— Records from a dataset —
§
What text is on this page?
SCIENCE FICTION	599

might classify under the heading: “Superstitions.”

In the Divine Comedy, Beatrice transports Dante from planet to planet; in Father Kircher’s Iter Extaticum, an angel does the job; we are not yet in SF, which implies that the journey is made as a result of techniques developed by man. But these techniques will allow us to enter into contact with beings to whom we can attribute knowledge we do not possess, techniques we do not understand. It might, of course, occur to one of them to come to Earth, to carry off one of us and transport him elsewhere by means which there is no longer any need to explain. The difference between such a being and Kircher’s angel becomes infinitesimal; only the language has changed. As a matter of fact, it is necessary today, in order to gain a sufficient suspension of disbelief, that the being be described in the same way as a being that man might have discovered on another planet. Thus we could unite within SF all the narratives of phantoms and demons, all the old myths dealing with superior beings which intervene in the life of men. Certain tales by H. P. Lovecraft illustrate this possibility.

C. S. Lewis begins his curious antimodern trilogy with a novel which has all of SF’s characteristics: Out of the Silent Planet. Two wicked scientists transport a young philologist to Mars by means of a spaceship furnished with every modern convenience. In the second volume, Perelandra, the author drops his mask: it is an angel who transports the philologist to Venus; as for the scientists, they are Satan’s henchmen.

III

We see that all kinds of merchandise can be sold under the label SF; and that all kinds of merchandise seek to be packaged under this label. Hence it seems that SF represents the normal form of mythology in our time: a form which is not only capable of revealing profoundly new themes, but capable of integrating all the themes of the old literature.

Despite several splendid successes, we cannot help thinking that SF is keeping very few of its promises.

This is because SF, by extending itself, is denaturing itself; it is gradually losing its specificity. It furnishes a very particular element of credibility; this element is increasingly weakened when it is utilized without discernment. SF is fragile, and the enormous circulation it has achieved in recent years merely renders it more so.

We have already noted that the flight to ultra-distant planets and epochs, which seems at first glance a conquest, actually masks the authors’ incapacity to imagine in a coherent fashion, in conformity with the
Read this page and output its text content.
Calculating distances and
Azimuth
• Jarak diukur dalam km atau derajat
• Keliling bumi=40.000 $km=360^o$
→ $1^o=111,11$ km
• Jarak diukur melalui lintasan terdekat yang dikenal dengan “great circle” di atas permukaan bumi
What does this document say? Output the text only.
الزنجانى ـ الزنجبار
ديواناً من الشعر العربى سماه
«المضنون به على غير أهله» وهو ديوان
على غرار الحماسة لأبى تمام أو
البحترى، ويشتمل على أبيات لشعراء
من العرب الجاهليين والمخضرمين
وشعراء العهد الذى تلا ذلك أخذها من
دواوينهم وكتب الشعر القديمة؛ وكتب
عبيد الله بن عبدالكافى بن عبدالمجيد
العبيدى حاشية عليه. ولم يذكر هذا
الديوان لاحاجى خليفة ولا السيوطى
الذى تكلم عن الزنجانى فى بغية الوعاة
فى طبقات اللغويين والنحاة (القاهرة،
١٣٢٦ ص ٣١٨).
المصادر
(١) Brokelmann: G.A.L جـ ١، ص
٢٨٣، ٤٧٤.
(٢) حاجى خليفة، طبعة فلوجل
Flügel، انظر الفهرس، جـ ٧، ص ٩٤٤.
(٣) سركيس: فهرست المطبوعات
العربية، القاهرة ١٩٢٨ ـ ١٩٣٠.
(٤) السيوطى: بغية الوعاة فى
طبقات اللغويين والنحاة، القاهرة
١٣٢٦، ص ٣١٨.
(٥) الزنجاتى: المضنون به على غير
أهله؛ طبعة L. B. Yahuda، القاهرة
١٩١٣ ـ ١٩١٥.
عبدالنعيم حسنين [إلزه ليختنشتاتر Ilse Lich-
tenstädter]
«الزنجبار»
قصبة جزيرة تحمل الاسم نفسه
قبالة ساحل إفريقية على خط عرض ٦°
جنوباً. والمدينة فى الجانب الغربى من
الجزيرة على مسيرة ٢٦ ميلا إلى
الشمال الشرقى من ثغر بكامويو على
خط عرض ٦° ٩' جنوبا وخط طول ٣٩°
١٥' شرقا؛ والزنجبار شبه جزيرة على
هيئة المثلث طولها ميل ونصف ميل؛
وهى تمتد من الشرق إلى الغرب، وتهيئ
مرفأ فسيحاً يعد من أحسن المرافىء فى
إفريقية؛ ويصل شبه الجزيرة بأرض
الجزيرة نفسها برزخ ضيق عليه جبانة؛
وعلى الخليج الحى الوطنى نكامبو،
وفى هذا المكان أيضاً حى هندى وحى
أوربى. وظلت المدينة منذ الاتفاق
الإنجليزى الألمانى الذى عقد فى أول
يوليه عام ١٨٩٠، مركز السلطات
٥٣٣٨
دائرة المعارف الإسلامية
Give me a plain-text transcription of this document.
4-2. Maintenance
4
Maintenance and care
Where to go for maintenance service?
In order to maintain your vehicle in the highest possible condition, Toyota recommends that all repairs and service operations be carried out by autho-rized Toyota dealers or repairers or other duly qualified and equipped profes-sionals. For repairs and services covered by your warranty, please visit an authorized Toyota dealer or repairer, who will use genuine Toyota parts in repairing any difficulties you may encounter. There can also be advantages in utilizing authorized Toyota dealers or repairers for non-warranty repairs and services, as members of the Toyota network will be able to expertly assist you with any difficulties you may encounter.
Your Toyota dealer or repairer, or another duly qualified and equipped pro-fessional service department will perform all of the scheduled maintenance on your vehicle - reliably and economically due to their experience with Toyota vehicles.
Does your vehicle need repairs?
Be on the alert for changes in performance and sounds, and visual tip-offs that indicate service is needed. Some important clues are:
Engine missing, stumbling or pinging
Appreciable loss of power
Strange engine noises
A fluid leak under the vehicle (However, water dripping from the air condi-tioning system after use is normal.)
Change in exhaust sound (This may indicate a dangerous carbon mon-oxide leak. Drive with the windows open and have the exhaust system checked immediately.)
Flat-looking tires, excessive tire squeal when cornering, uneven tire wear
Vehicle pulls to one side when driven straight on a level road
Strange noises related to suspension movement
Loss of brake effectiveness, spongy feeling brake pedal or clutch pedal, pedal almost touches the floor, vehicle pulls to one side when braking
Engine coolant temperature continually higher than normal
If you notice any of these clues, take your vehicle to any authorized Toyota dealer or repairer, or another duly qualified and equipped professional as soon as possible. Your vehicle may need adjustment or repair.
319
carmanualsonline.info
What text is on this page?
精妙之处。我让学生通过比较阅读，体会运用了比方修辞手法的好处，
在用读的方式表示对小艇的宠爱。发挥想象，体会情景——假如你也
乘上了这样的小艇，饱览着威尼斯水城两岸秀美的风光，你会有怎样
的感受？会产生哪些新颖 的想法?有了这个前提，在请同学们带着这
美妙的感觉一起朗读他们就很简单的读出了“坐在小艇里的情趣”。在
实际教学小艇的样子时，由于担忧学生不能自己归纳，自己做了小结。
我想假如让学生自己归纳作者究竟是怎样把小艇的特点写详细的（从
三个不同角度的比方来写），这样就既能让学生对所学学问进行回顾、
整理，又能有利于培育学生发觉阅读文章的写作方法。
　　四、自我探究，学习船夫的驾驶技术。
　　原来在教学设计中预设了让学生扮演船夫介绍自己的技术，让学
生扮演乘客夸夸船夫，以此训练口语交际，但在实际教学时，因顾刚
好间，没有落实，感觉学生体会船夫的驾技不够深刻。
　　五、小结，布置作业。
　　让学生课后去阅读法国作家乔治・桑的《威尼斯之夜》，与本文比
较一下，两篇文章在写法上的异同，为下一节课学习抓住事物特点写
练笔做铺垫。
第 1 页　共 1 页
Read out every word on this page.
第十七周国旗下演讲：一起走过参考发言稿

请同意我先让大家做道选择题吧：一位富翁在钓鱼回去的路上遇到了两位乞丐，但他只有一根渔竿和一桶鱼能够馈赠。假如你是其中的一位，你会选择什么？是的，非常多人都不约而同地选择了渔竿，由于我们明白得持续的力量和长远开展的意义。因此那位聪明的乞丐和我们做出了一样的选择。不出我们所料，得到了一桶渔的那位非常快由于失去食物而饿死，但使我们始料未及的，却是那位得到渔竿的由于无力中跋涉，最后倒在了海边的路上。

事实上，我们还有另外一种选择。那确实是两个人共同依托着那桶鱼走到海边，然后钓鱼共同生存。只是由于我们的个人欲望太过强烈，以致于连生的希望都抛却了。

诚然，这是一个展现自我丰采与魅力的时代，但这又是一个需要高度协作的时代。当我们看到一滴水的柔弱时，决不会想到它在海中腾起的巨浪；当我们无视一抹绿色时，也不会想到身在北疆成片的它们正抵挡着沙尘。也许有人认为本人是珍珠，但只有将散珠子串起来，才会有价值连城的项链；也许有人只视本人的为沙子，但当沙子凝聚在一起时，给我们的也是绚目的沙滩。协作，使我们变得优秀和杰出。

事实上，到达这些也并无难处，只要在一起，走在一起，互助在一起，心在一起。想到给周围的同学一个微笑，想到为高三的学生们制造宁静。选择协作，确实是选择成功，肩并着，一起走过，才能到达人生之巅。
§
State how many lines in the records above contain the word "الزنجانى", giving only the number.

— COMPLETED TASK —
2